- GIVEN EXERCISE -
Give the material once more, word for word, without any images.

(Records from a collection of figures)
--- Begin ---

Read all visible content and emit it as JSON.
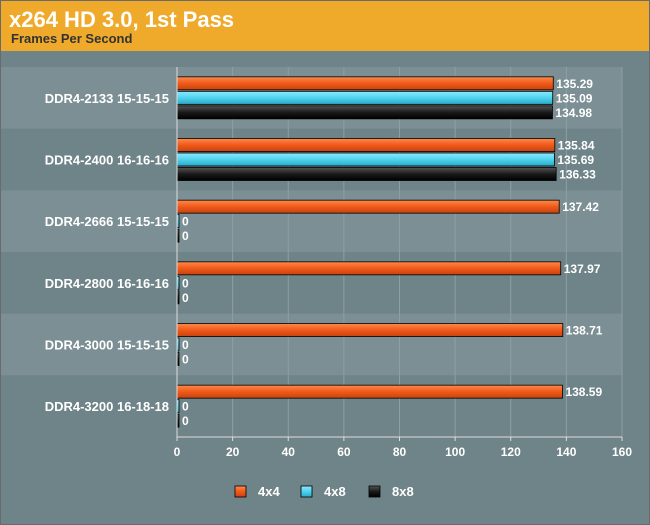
{
  "chart_data": {
    "type": "bar",
    "orientation": "horizontal",
    "title": "x264 HD 3.0, 1st Pass",
    "subtitle": "Frames Per Second",
    "categories": [
      "DDR4-2133 15-15-15",
      "DDR4-2400 16-16-16",
      "DDR4-2666 15-15-15",
      "DDR4-2800 16-16-16",
      "DDR4-3000 15-15-15",
      "DDR4-3200 16-18-18"
    ],
    "series": [
      {
        "name": "4x4",
        "color": "#f05a1a",
        "values": [
          135.29,
          135.84,
          137.42,
          137.97,
          138.71,
          138.59
        ]
      },
      {
        "name": "4x8",
        "color": "#4fd3ef",
        "values": [
          135.09,
          135.69,
          0,
          0,
          0,
          0
        ]
      },
      {
        "name": "8x8",
        "color": "#111111",
        "values": [
          134.98,
          136.33,
          0,
          0,
          0,
          0
        ]
      }
    ],
    "xlim": [
      0,
      160
    ],
    "xticks": [
      0,
      20,
      40,
      60,
      80,
      100,
      120,
      140,
      160
    ],
    "grid": true,
    "legend_position": "bottom"
  }
}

--- End ---

- SOLUTION BELOW -
Read all visible content and emit it as JSON.
{
  "chart_data": {
    "type": "bar",
    "orientation": "horizontal",
    "title": "x264 HD 3.0, 1st Pass",
    "subtitle": "Frames Per Second",
    "categories": [
      "DDR4-2133 15-15-15",
      "DDR4-2400 16-16-16",
      "DDR4-2666 15-15-15",
      "DDR4-2800 16-16-16",
      "DDR4-3000 15-15-15",
      "DDR4-3200 16-18-18"
    ],
    "series": [
      {
        "name": "4x4",
        "color": "#f05a1a",
        "values": [
          135.29,
          135.84,
          137.42,
          137.97,
          138.71,
          138.59
        ]
      },
      {
        "name": "4x8",
        "color": "#4fd3ef",
        "values": [
          135.09,
          135.69,
          0,
          0,
          0,
          0
        ]
      },
      {
        "name": "8x8",
        "color": "#111111",
        "values": [
          134.98,
          136.33,
          0,
          0,
          0,
          0
        ]
      }
    ],
    "xlim": [
      0,
      160
    ],
    "xticks": [
      0,
      20,
      40,
      60,
      80,
      100,
      120,
      140,
      160
    ],
    "grid": true,
    "legend_position": "bottom"
  }
}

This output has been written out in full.